## begin EXCERPT TO READ

- Stylistic origins: Afro-Dominican rhythms
- Cultural origins: Dominican Republic
- Typical instruments: alcahuete, auxiliar, mayor, and minor palo drums, güira, maracas, vocals

Other topics
- Music of the Dominican Republic

= Palo music =

Dominican sacred music

Palo, also known as atabales, is a Dominican (Dominican Republic) sacred music that can be found through the island. The drum and human voice are the principal instruments. Palo is played at religious ceremonies - usually coinciding with saint's days - as well as for secular parties and special occasions. Its roots are in the Congo region of central-west Africa, but it is mixed with European influences in the melodies. Palos are related to Dominican folk Catholicism, which includes a pantheon of deities/saints (here termed misterios) much like those found in the Afro-American syncretic religious traditions of Cuba, Brazil, Haiti, and elsewhere. Palos are usually associated with the black and mixed populations. They can be seen in different regions of Dominican Republic, but with variations.

## end EXCERPT TO READ
## begin EXCERPTED RECORDS

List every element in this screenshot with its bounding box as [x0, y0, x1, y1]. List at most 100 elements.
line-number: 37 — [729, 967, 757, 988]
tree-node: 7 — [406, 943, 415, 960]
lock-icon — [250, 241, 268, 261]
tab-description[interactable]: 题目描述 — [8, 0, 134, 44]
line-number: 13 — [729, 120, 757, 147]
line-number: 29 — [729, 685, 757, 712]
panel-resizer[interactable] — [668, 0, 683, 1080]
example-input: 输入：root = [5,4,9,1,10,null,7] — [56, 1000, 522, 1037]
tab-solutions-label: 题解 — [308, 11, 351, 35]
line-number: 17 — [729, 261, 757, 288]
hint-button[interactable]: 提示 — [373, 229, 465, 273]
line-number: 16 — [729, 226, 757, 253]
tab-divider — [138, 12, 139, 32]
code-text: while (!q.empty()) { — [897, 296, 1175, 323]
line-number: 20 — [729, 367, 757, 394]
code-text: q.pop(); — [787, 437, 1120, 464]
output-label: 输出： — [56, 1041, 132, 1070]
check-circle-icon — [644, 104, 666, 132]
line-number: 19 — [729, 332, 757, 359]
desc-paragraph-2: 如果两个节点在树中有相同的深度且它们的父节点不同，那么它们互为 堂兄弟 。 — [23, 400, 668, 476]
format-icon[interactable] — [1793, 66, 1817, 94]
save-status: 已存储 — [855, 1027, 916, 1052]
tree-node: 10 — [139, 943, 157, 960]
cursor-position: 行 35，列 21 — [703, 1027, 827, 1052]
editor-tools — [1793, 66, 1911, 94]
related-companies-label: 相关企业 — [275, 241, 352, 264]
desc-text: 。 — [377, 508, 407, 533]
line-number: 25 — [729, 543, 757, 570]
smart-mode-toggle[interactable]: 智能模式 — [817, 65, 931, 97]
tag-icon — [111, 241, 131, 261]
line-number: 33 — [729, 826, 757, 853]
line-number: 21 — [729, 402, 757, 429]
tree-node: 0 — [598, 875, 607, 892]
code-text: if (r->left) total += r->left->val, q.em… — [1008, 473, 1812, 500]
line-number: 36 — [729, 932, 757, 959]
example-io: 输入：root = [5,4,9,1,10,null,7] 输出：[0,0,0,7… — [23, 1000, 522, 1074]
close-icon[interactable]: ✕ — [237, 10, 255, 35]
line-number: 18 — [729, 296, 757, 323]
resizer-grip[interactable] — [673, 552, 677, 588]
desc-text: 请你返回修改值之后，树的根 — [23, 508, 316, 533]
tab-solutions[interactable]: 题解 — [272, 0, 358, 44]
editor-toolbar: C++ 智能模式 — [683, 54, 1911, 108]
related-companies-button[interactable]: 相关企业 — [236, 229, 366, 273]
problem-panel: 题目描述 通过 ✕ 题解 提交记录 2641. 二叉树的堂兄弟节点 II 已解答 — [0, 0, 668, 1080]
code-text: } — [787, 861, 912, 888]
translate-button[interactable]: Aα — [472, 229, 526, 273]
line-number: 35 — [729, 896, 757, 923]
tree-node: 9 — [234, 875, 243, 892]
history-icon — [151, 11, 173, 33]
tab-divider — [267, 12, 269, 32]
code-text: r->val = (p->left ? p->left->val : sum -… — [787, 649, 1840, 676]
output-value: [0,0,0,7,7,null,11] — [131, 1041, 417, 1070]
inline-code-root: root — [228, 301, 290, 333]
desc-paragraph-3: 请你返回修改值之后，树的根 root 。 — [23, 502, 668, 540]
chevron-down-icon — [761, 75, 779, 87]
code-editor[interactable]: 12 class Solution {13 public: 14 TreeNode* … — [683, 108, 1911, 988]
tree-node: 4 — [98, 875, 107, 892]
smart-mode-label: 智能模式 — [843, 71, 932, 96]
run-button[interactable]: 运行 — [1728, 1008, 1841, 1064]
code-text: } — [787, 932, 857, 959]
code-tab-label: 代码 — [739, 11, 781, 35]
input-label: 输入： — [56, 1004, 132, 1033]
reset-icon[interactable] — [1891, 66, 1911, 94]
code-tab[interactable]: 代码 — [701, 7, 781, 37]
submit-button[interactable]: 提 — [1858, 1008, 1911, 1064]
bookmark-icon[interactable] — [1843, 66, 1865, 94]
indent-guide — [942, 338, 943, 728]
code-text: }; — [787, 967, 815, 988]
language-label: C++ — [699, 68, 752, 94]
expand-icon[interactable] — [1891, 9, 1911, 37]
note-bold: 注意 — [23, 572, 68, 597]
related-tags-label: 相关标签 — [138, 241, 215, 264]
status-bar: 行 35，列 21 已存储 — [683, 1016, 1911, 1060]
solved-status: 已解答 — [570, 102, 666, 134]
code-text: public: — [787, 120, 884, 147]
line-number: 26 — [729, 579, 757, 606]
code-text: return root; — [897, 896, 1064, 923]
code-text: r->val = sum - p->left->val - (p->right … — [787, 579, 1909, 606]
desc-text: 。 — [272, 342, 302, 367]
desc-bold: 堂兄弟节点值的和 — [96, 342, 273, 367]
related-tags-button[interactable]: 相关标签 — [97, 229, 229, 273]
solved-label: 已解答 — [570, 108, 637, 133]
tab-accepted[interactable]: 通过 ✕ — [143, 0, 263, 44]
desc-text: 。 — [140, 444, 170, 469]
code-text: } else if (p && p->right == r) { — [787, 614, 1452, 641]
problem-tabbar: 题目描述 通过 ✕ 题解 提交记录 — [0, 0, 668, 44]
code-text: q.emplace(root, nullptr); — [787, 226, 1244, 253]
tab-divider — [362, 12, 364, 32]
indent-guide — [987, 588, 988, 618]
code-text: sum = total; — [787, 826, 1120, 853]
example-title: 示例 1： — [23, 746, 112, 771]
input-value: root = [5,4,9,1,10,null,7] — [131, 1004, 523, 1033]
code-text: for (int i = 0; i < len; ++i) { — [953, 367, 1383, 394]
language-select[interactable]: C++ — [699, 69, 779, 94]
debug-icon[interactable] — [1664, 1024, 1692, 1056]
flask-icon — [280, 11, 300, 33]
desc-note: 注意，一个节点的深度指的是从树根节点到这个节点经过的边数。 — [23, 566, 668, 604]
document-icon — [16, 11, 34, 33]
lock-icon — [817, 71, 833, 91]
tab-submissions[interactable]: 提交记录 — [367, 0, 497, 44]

## end EXCERPTED RECORDS

• [PROBLEMS TO SOLVE]
1. Rewrite the Palo music text from "Other topics" to "but with variations.", putting "Kongo region" in place of "Congo region".
2. Carry on the Palo music text after its last sentence.

• [SOLVED PROBLEMS]
1.
Other topics
- Music of the Dominican Republic

= Palo music =

Dominican sacred music

Palo, also known as atabales, is a Dominican (Dominican Republic) sacred music that can be found through the island. The drum and human voice are the principal instruments. Palo is played at religious ceremonies - usually coinciding with saint's days - as well as for secular parties and special occasions. Its roots are in the Kongo region of central-west Africa, but it is mixed with European influences in the melodies. Palos are related to Dominican folk Catholicism, which includes a pantheon of deities/saints (here termed misterios) much like those found in the Afro-American syncretic religious traditions of Cuba, Brazil, Haiti, and elsewhere. Palos are usually associated with the black and mixed populations. They can be seen in different regions of Dominican Republic, but with variations.

2.
==Instruments==
Palo music is played on long drums termed palos. The word palos means sticks, and therefore all Dominican palos drums are instruments made from hollowed out logs. The head of the drum is made of cowhide and it is attached to the log portion with hoops and pegs in the Eastern region, or with nails in the Southwest. There is a master drum (palo mayor) which is the large, wide drum played with slimmer drums (alcahuetes) alongside: two in the East or three elsewhere. Palos are usually played with guiras, which are metal scrapers. They may also be played with maracas, or a little stick used to hit the master drum, called the catá. The Dominican region in which the palos are played determines the form, the number of the instruments, and how they are played.

==Tradition==
Palos are associated with the Dominican brotherhoods called cofradías. Originally, the brotherhoods were composed solely of males. As time progressed, females and family inheritance maintained the brotherhoods’ sanctity. Each brotherhood is devoted to a particular saint. Therefore, it is the responsibility of the brotherhood to honor the saint with a festival. Historically, cofradías were established on principles similar to those of the Mediterranean guild-based societies and those founded by Africans that inhabited southern Spain. Through colonization and the slave trade, these traditions were brought to the Dominican Republic.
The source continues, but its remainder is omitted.